Can you copy out the data exactly? Leave the images out.
# Start of Records for the exercise
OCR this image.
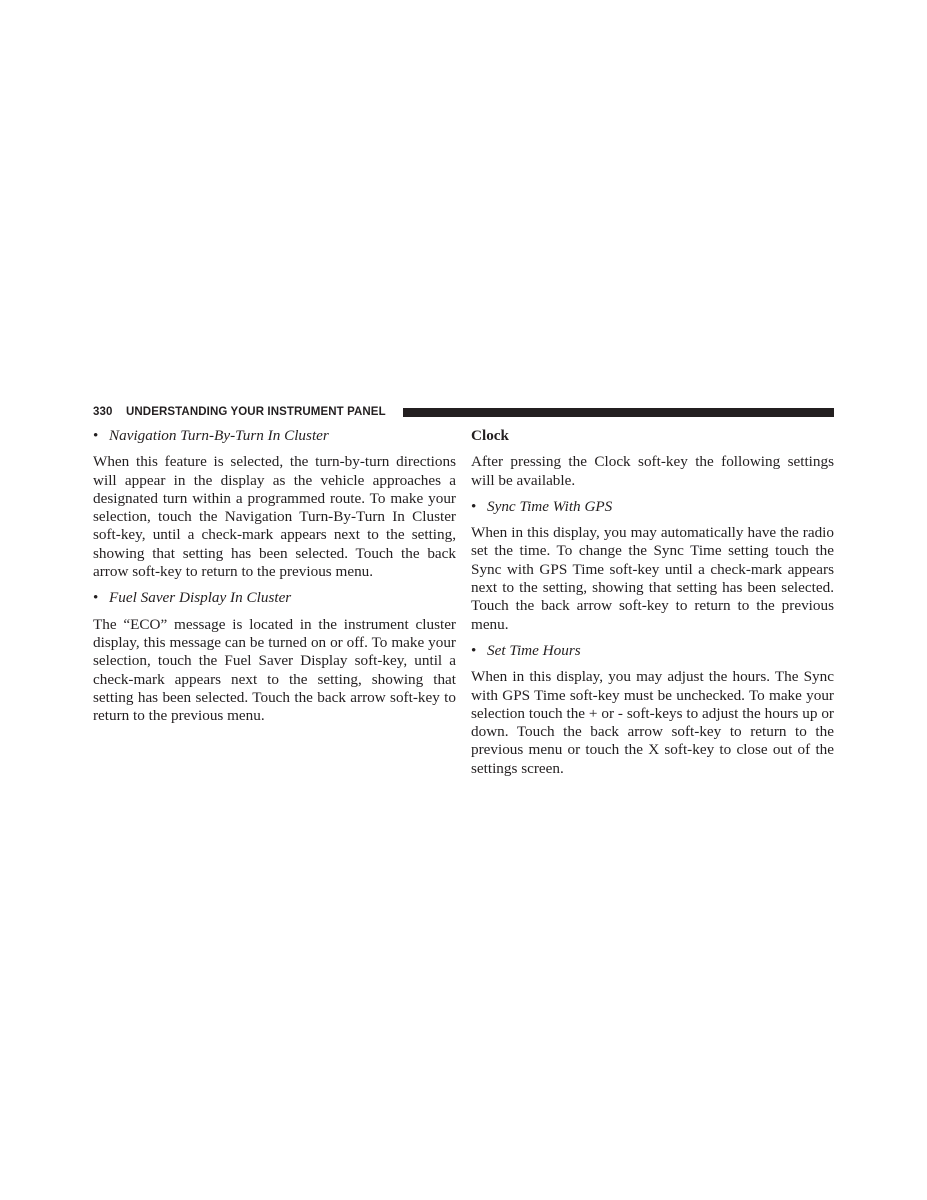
330 UNDERSTANDING YOUR INSTRUMENT PANEL

• Navigation Turn-By-Turn In Cluster

When this feature is selected, the turn-by-turn directions will appear in the display as the vehicle approaches a designated turn within a programmed route. To make your selection, touch the Navigation Turn-By-Turn In Cluster soft-key, until a check-mark appears next to the setting, showing that setting has been selected. Touch the back arrow soft-key to return to the previous menu.

• Fuel Saver Display In Cluster

The “ECO” message is located in the instrument cluster display, this message can be turned on or off. To make your selection, touch the Fuel Saver Display soft-key, until a check-mark appears next to the setting, showing that setting has been selected. Touch the back arrow soft-key to return to the previous menu.

Clock

After pressing the Clock soft-key the following settings will be available.

• Sync Time With GPS

When in this display, you may automatically have the radio set the time. To change the Sync Time setting touch the Sync with GPS Time soft-key until a check-mark appears next to the setting, showing that setting has been selected. Touch the back arrow soft-key to return to the previous menu.

• Set Time Hours

When in this display, you may adjust the hours. The Sync with GPS Time soft-key must be unchecked. To make your selection touch the + or - soft-keys to adjust the hours up or down. Touch the back arrow soft-key to return to the previous menu or touch the X soft-key to close out of the settings screen.
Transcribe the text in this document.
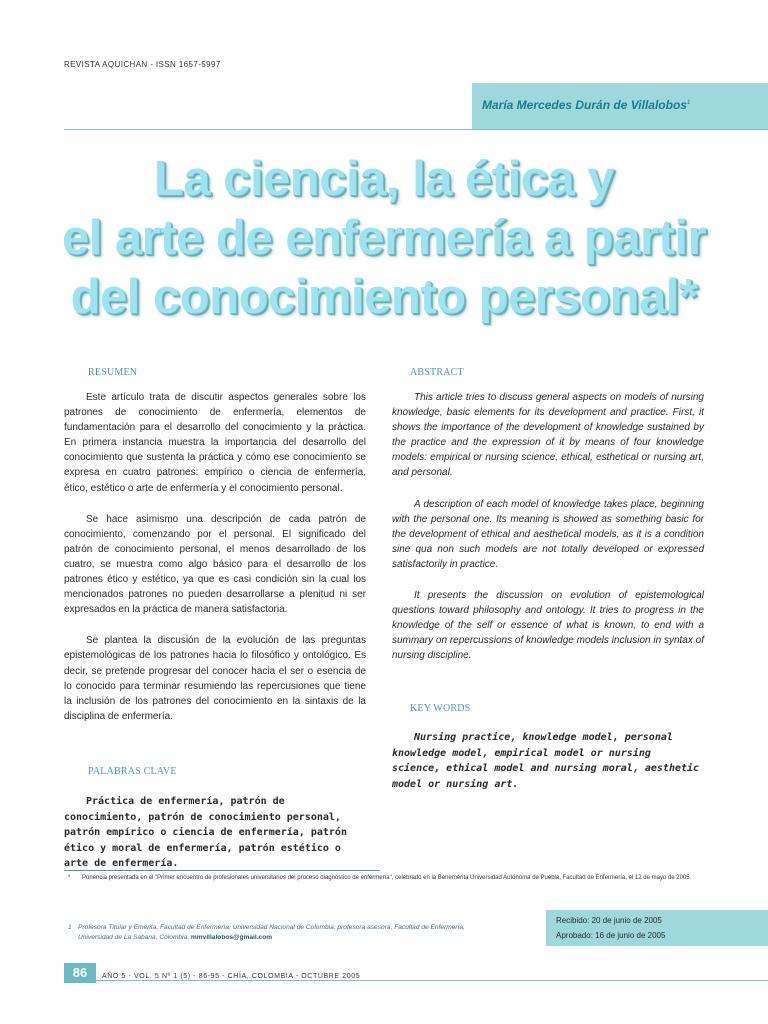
REVISTA AQUICHAN - ISSN 1657-5997
María Mercedes Durán de Villalobos$^1$
La ciencia, la ética y
el arte de enfermería a partir
del conocimiento personal*
RESUMEN

Este artículo trata de discutir aspectos generales sobre los patrones de conocimiento de enfermería, elementos de fundamentación para el desarrollo del conocimiento y la práctica. En primera instancia muestra la importancia del desarrollo del conocimiento que sustenta la práctica y cómo ese conocimiento se expresa en cuatro patrones: empírico o ciencia de enfermería, ético, estético o arte de enfermería y el conocimiento personal.

Se hace asimismo una descripción de cada patrón de conocimiento, comenzando por el personal. El significado del patrón de conocimiento personal, el menos desarrollado de los cuatro, se muestra como algo básico para el desarrollo de los patrones ético y estético, ya que es casi condición sin la cual los mencionados patrones no pueden desarrollarse a plenitud ni ser expresados en la práctica de manera satisfactoria.

Se plantea la discusión de la evolución de las preguntas epistemológicas de los patrones hacia lo filosófico y ontológico. Es decir, se pretende progresar del conocer hacia el ser o esencia de lo conocido para terminar resumiendo las repercusiones que tiene la inclusión de los patrones del conocimiento en la sintaxis de la disciplina de enfermería.

PALABRAS CLAVE
Práctica de enfermería, patrón de conocimiento, patrón de conocimiento personal, patrón empírico o ciencia de enfermería, patrón ético y moral de enfermería, patrón estético o arte de enfermería.
ABSTRACT

This article tries to discuss general aspects on models of nursing knowledge, basic elements for its development and practice. First, it shows the importance of the development of knowledge sustained by the practice and the expression of it by means of four knowledge models: empirical or nursing science, ethical, esthetical or nursing art, and personal.

A description of each model of knowledge takes place, beginning with the personal one. Its meaning is showed as something basic for the development of ethical and aesthetical models, as it is a condition sine qua non such models are not totally developed or expressed satisfactorily in practice.

It presents the discussion on evolution of epistemological questions toward philosophy and ontology. It tries to progress in the knowledge of the self or essence of what is known, to end with a summary on repercussions of knowledge models inclusion in syntax of nursing discipline.

KEY WORDS
Nursing practice, knowledge model, personal knowledge model, empirical model or nursing science, ethical model and nursing moral, aesthetic model or nursing art.
* Ponencia presentada en el "Primer encuentro de profesionales universitarios del proceso diagnóstico de enfermería", celebrado en la Benemérita Universidad Autónoma de Puebla, Facultad de Enfermería, el 12 de mayo de 2005.
1 Profesora Titular y Emérita, Facultad de Enfermería, Universidad Nacional de Colombia; profesora asesora, Facultad de Enfermería, Universidad de La Sabana, Colombia. mmvillalobos@gmail.com
Recibido: 20 de junio de 2005
Aprobado: 16 de junio de 2005
86	AÑO 5 - VOL. 5 Nº 1 (5) - 86-95 - CHÍA, COLOMBIA - OCTUBRE 2005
# End of Records for the exercise
Solution to this exercise:
OCR this image.
330 UNDERSTANDING YOUR INSTRUMENT PANEL

• Navigation Turn-By-Turn In Cluster

When this feature is selected, the turn-by-turn directions will appear in the display as the vehicle approaches a designated turn within a programmed route. To make your selection, touch the Navigation Turn-By-Turn In Cluster soft-key, until a check-mark appears next to the setting, showing that setting has been selected. Touch the back arrow soft-key to return to the previous menu.

• Fuel Saver Display In Cluster

The “ECO” message is located in the instrument cluster display, this message can be turned on or off. To make your selection, touch the Fuel Saver Display soft-key, until a check-mark appears next to the setting, showing that setting has been selected. Touch the back arrow soft-key to return to the previous menu.

Clock

After pressing the Clock soft-key the following settings will be available.

• Sync Time With GPS

When in this display, you may automatically have the radio set the time. To change the Sync Time setting touch the Sync with GPS Time soft-key until a check-mark appears next to the setting, showing that setting has been selected. Touch the back arrow soft-key to return to the previous menu.

• Set Time Hours

When in this display, you may adjust the hours. The Sync with GPS Time soft-key must be unchecked. To make your selection touch the + or - soft-keys to adjust the hours up or down. Touch the back arrow soft-key to return to the previous menu or touch the X soft-key to close out of the settings screen.
Transcribe the text in this document.
REVISTA AQUICHAN - ISSN 1657-5997
María Mercedes Durán de Villalobos$^1$
La ciencia, la ética y
el arte de enfermería a partir
del conocimiento personal*
RESUMEN

Este artículo trata de discutir aspectos generales sobre los patrones de conocimiento de enfermería, elementos de fundamentación para el desarrollo del conocimiento y la práctica. En primera instancia muestra la importancia del desarrollo del conocimiento que sustenta la práctica y cómo ese conocimiento se expresa en cuatro patrones: empírico o ciencia de enfermería, ético, estético o arte de enfermería y el conocimiento personal.

Se hace asimismo una descripción de cada patrón de conocimiento, comenzando por el personal. El significado del patrón de conocimiento personal, el menos desarrollado de los cuatro, se muestra como algo básico para el desarrollo de los patrones ético y estético, ya que es casi condición sin la cual los mencionados patrones no pueden desarrollarse a plenitud ni ser expresados en la práctica de manera satisfactoria.

Se plantea la discusión de la evolución de las preguntas epistemológicas de los patrones hacia lo filosófico y ontológico. Es decir, se pretende progresar del conocer hacia el ser o esencia de lo conocido para terminar resumiendo las repercusiones que tiene la inclusión de los patrones del conocimiento en la sintaxis de la disciplina de enfermería.

PALABRAS CLAVE
Práctica de enfermería, patrón de conocimiento, patrón de conocimiento personal, patrón empírico o ciencia de enfermería, patrón ético y moral de enfermería, patrón estético o arte de enfermería.
ABSTRACT

This article tries to discuss general aspects on models of nursing knowledge, basic elements for its development and practice. First, it shows the importance of the development of knowledge sustained by the practice and the expression of it by means of four knowledge models: empirical or nursing science, ethical, esthetical or nursing art, and personal.

A description of each model of knowledge takes place, beginning with the personal one. Its meaning is showed as something basic for the development of ethical and aesthetical models, as it is a condition sine qua non such models are not totally developed or expressed satisfactorily in practice.

It presents the discussion on evolution of epistemological questions toward philosophy and ontology. It tries to progress in the knowledge of the self or essence of what is known, to end with a summary on repercussions of knowledge models inclusion in syntax of nursing discipline.

KEY WORDS
Nursing practice, knowledge model, personal knowledge model, empirical model or nursing science, ethical model and nursing moral, aesthetic model or nursing art.
* Ponencia presentada en el "Primer encuentro de profesionales universitarios del proceso diagnóstico de enfermería", celebrado en la Benemérita Universidad Autónoma de Puebla, Facultad de Enfermería, el 12 de mayo de 2005.
1 Profesora Titular y Emérita, Facultad de Enfermería, Universidad Nacional de Colombia; profesora asesora, Facultad de Enfermería, Universidad de La Sabana, Colombia. mmvillalobos@gmail.com
Recibido: 20 de junio de 2005
Aprobado: 16 de junio de 2005
86	AÑO 5 - VOL. 5 Nº 1 (5) - 86-95 - CHÍA, COLOMBIA - OCTUBRE 2005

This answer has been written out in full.